*REQUEST*
Write out each line from the data below that includes the word "Classification".

*ITEMS*
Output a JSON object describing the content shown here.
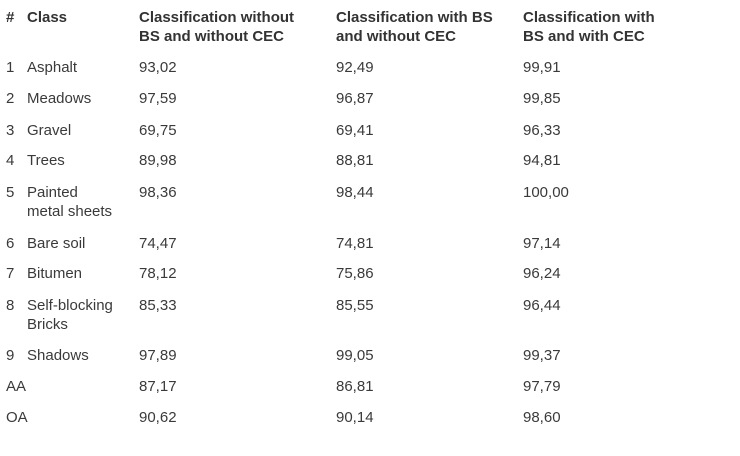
{
  "table": {
    "headers": {
      "num": "#",
      "class": "Class",
      "col1_line1": "Classification without",
      "col1_line2": "BS and without CEC",
      "col2_line1": "Classification with BS",
      "col2_line2": "and without CEC",
      "col3_line1": "Classification with",
      "col3_line2": "BS and with CEC"
    },
    "rows": [
      {
        "num": "1",
        "class_line1": "Asphalt",
        "class_line2": "",
        "c1": "93,02",
        "c2": "92,49",
        "c3": "99,91"
      },
      {
        "num": "2",
        "class_line1": "Meadows",
        "class_line2": "",
        "c1": "97,59",
        "c2": "96,87",
        "c3": "99,85"
      },
      {
        "num": "3",
        "class_line1": "Gravel",
        "class_line2": "",
        "c1": "69,75",
        "c2": "69,41",
        "c3": "96,33"
      },
      {
        "num": "4",
        "class_line1": "Trees",
        "class_line2": "",
        "c1": "89,98",
        "c2": "88,81",
        "c3": "94,81"
      },
      {
        "num": "5",
        "class_line1": "Painted",
        "class_line2": "metal sheets",
        "c1": "98,36",
        "c2": "98,44",
        "c3": "100,00"
      },
      {
        "num": "6",
        "class_line1": "Bare soil",
        "class_line2": "",
        "c1": "74,47",
        "c2": "74,81",
        "c3": "97,14"
      },
      {
        "num": "7",
        "class_line1": "Bitumen",
        "class_line2": "",
        "c1": "78,12",
        "c2": "75,86",
        "c3": "96,24"
      },
      {
        "num": "8",
        "class_line1": "Self-blocking",
        "class_line2": "Bricks",
        "c1": "85,33",
        "c2": "85,55",
        "c3": "96,44"
      },
      {
        "num": "9",
        "class_line1": "Shadows",
        "class_line2": "",
        "c1": "97,89",
        "c2": "99,05",
        "c3": "99,37"
      }
    ],
    "summary": [
      {
        "label": "AA",
        "c1": "87,17",
        "c2": "86,81",
        "c3": "97,79"
      },
      {
        "label": "OA",
        "c1": "90,62",
        "c2": "90,14",
        "c3": "98,60"
      }
    ]
  }
}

*RESPONSE TO THE TASK*
      "col1_line1": "Classification without",
      "col2_line1": "Classification with BS",
      "col3_line1": "Classification with",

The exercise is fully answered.